What follows is a set of records, each of which is to be written out exactly.

##### MATERIAL SHOWN

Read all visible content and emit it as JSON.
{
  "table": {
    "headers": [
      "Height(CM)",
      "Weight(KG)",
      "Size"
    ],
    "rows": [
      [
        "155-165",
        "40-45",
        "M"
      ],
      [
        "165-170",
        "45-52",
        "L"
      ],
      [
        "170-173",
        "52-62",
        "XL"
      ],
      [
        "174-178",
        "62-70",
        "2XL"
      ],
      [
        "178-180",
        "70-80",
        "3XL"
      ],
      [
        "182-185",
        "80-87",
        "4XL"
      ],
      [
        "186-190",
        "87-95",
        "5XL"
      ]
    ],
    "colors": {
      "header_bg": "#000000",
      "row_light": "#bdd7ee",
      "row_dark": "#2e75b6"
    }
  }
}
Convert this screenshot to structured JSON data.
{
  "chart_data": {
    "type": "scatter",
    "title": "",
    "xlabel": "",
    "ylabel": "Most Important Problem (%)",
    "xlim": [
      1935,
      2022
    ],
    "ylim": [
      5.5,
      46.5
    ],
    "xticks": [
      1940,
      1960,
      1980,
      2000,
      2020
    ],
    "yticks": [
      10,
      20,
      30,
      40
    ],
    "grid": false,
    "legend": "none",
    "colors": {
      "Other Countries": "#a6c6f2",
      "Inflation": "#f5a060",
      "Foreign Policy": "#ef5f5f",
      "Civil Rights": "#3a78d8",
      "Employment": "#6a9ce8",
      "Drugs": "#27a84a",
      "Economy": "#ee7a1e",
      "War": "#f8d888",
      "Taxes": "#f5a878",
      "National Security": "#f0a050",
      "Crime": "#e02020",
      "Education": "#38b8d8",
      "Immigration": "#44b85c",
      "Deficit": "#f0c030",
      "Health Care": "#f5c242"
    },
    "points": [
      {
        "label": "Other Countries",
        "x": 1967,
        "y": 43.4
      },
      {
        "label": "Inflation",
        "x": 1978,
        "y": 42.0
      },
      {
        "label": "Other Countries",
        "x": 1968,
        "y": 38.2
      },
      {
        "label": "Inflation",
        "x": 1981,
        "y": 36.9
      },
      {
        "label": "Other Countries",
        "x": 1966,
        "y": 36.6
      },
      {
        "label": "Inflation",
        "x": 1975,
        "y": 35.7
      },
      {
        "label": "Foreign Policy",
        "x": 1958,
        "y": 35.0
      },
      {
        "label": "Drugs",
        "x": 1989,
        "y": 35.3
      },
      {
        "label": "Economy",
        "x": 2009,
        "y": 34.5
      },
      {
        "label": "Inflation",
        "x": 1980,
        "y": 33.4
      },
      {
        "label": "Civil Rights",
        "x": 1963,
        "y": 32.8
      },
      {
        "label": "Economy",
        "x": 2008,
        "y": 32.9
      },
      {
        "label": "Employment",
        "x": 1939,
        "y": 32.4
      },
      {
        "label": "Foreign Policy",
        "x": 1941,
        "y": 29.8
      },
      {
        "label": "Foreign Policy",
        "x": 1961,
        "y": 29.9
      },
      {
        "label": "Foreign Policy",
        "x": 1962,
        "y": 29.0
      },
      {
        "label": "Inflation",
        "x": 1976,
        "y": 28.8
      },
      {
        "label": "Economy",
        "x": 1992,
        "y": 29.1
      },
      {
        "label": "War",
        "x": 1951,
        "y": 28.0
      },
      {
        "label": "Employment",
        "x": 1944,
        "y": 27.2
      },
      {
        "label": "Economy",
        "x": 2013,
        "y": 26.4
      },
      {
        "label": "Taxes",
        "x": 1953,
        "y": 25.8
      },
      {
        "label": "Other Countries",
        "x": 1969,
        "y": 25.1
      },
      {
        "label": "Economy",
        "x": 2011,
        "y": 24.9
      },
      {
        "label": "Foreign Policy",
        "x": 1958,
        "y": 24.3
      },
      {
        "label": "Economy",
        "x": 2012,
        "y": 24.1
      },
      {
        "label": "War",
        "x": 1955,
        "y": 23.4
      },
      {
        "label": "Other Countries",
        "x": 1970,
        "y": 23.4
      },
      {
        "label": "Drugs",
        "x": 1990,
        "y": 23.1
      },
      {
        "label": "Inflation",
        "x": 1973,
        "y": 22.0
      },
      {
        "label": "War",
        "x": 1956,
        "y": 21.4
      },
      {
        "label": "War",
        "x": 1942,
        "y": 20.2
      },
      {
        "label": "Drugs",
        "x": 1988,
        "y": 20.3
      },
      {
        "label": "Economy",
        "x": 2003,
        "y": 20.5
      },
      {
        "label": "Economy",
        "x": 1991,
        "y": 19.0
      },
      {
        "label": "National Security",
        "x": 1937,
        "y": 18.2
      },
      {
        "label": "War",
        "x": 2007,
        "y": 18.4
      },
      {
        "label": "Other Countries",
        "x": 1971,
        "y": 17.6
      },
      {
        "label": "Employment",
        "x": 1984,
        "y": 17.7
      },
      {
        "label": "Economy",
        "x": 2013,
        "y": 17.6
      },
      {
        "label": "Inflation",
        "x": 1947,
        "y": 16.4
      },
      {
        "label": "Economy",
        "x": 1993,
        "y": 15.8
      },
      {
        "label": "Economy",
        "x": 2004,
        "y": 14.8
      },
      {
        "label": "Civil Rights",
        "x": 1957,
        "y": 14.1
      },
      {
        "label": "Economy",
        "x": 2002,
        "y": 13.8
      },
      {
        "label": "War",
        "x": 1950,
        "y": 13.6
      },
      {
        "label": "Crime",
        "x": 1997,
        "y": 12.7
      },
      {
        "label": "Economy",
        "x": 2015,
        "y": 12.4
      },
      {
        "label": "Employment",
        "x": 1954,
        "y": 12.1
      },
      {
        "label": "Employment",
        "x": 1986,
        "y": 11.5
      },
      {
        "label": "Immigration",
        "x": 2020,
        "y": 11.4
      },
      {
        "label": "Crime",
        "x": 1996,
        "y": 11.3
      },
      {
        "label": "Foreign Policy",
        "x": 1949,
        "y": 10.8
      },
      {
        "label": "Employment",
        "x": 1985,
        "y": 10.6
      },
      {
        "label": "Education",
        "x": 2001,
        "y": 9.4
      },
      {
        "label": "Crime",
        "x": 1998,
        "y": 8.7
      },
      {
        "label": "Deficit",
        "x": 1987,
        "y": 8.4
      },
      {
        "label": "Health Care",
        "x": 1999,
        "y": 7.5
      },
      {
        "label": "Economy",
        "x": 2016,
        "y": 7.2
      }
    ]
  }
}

##########

TASK RESPONSE
Read all visible content and emit it as JSON.
{
  "table": {
    "headers": [
      "Height(CM)",
      "Weight(KG)",
      "Size"
    ],
    "rows": [
      [
        "155-165",
        "40-45",
        "M"
      ],
      [
        "165-170",
        "45-52",
        "L"
      ],
      [
        "170-173",
        "52-62",
        "XL"
      ],
      [
        "174-178",
        "62-70",
        "2XL"
      ],
      [
        "178-180",
        "70-80",
        "3XL"
      ],
      [
        "182-185",
        "80-87",
        "4XL"
      ],
      [
        "186-190",
        "87-95",
        "5XL"
      ]
    ],
    "colors": {
      "header_bg": "#000000",
      "row_light": "#bdd7ee",
      "row_dark": "#2e75b6"
    }
  }
}
Convert this screenshot to structured JSON data.
{
  "chart_data": {
    "type": "scatter",
    "title": "",
    "xlabel": "",
    "ylabel": "Most Important Problem (%)",
    "xlim": [
      1935,
      2022
    ],
    "ylim": [
      5.5,
      46.5
    ],
    "xticks": [
      1940,
      1960,
      1980,
      2000,
      2020
    ],
    "yticks": [
      10,
      20,
      30,
      40
    ],
    "grid": false,
    "legend": "none",
    "colors": {
      "Other Countries": "#a6c6f2",
      "Inflation": "#f5a060",
      "Foreign Policy": "#ef5f5f",
      "Civil Rights": "#3a78d8",
      "Employment": "#6a9ce8",
      "Drugs": "#27a84a",
      "Economy": "#ee7a1e",
      "War": "#f8d888",
      "Taxes": "#f5a878",
      "National Security": "#f0a050",
      "Crime": "#e02020",
      "Education": "#38b8d8",
      "Immigration": "#44b85c",
      "Deficit": "#f0c030",
      "Health Care": "#f5c242"
    },
    "points": [
      {
        "label": "Other Countries",
        "x": 1967,
        "y": 43.4
      },
      {
        "label": "Inflation",
        "x": 1978,
        "y": 42.0
      },
      {
        "label": "Other Countries",
        "x": 1968,
        "y": 38.2
      },
      {
        "label": "Inflation",
        "x": 1981,
        "y": 36.9
      },
      {
        "label": "Other Countries",
        "x": 1966,
        "y": 36.6
      },
      {
        "label": "Inflation",
        "x": 1975,
        "y": 35.7
      },
      {
        "label": "Foreign Policy",
        "x": 1958,
        "y": 35.0
      },
      {
        "label": "Drugs",
        "x": 1989,
        "y": 35.3
      },
      {
        "label": "Economy",
        "x": 2009,
        "y": 34.5
      },
      {
        "label": "Inflation",
        "x": 1980,
        "y": 33.4
      },
      {
        "label": "Civil Rights",
        "x": 1963,
        "y": 32.8
      },
      {
        "label": "Economy",
        "x": 2008,
        "y": 32.9
      },
      {
        "label": "Employment",
        "x": 1939,
        "y": 32.4
      },
      {
        "label": "Foreign Policy",
        "x": 1941,
        "y": 29.8
      },
      {
        "label": "Foreign Policy",
        "x": 1961,
        "y": 29.9
      },
      {
        "label": "Foreign Policy",
        "x": 1962,
        "y": 29.0
      },
      {
        "label": "Inflation",
        "x": 1976,
        "y": 28.8
      },
      {
        "label": "Economy",
        "x": 1992,
        "y": 29.1
      },
      {
        "label": "War",
        "x": 1951,
        "y": 28.0
      },
      {
        "label": "Employment",
        "x": 1944,
        "y": 27.2
      },
      {
        "label": "Economy",
        "x": 2013,
        "y": 26.4
      },
      {
        "label": "Taxes",
        "x": 1953,
        "y": 25.8
      },
      {
        "label": "Other Countries",
        "x": 1969,
        "y": 25.1
      },
      {
        "label": "Economy",
        "x": 2011,
        "y": 24.9
      },
      {
        "label": "Foreign Policy",
        "x": 1958,
        "y": 24.3
      },
      {
        "label": "Economy",
        "x": 2012,
        "y": 24.1
      },
      {
        "label": "War",
        "x": 1955,
        "y": 23.4
      },
      {
        "label": "Other Countries",
        "x": 1970,
        "y": 23.4
      },
      {
        "label": "Drugs",
        "x": 1990,
        "y": 23.1
      },
      {
        "label": "Inflation",
        "x": 1973,
        "y": 22.0
      },
      {
        "label": "War",
        "x": 1956,
        "y": 21.4
      },
      {
        "label": "War",
        "x": 1942,
        "y": 20.2
      },
      {
        "label": "Drugs",
        "x": 1988,
        "y": 20.3
      },
      {
        "label": "Economy",
        "x": 2003,
        "y": 20.5
      },
      {
        "label": "Economy",
        "x": 1991,
        "y": 19.0
      },
      {
        "label": "National Security",
        "x": 1937,
        "y": 18.2
      },
      {
        "label": "War",
        "x": 2007,
        "y": 18.4
      },
      {
        "label": "Other Countries",
        "x": 1971,
        "y": 17.6
      },
      {
        "label": "Employment",
        "x": 1984,
        "y": 17.7
      },
      {
        "label": "Economy",
        "x": 2013,
        "y": 17.6
      },
      {
        "label": "Inflation",
        "x": 1947,
        "y": 16.4
      },
      {
        "label": "Economy",
        "x": 1993,
        "y": 15.8
      },
      {
        "label": "Economy",
        "x": 2004,
        "y": 14.8
      },
      {
        "label": "Civil Rights",
        "x": 1957,
        "y": 14.1
      },
      {
        "label": "Economy",
        "x": 2002,
        "y": 13.8
      },
      {
        "label": "War",
        "x": 1950,
        "y": 13.6
      },
      {
        "label": "Crime",
        "x": 1997,
        "y": 12.7
      },
      {
        "label": "Economy",
        "x": 2015,
        "y": 12.4
      },
      {
        "label": "Employment",
        "x": 1954,
        "y": 12.1
      },
      {
        "label": "Employment",
        "x": 1986,
        "y": 11.5
      },
      {
        "label": "Immigration",
        "x": 2020,
        "y": 11.4
      },
      {
        "label": "Crime",
        "x": 1996,
        "y": 11.3
      },
      {
        "label": "Foreign Policy",
        "x": 1949,
        "y": 10.8
      },
      {
        "label": "Employment",
        "x": 1985,
        "y": 10.6
      },
      {
        "label": "Education",
        "x": 2001,
        "y": 9.4
      },
      {
        "label": "Crime",
        "x": 1998,
        "y": 8.7
      },
      {
        "label": "Deficit",
        "x": 1987,
        "y": 8.4
      },
      {
        "label": "Health Care",
        "x": 1999,
        "y": 7.5
      },
      {
        "label": "Economy",
        "x": 2016,
        "y": 7.2
      }
    ]
  }
}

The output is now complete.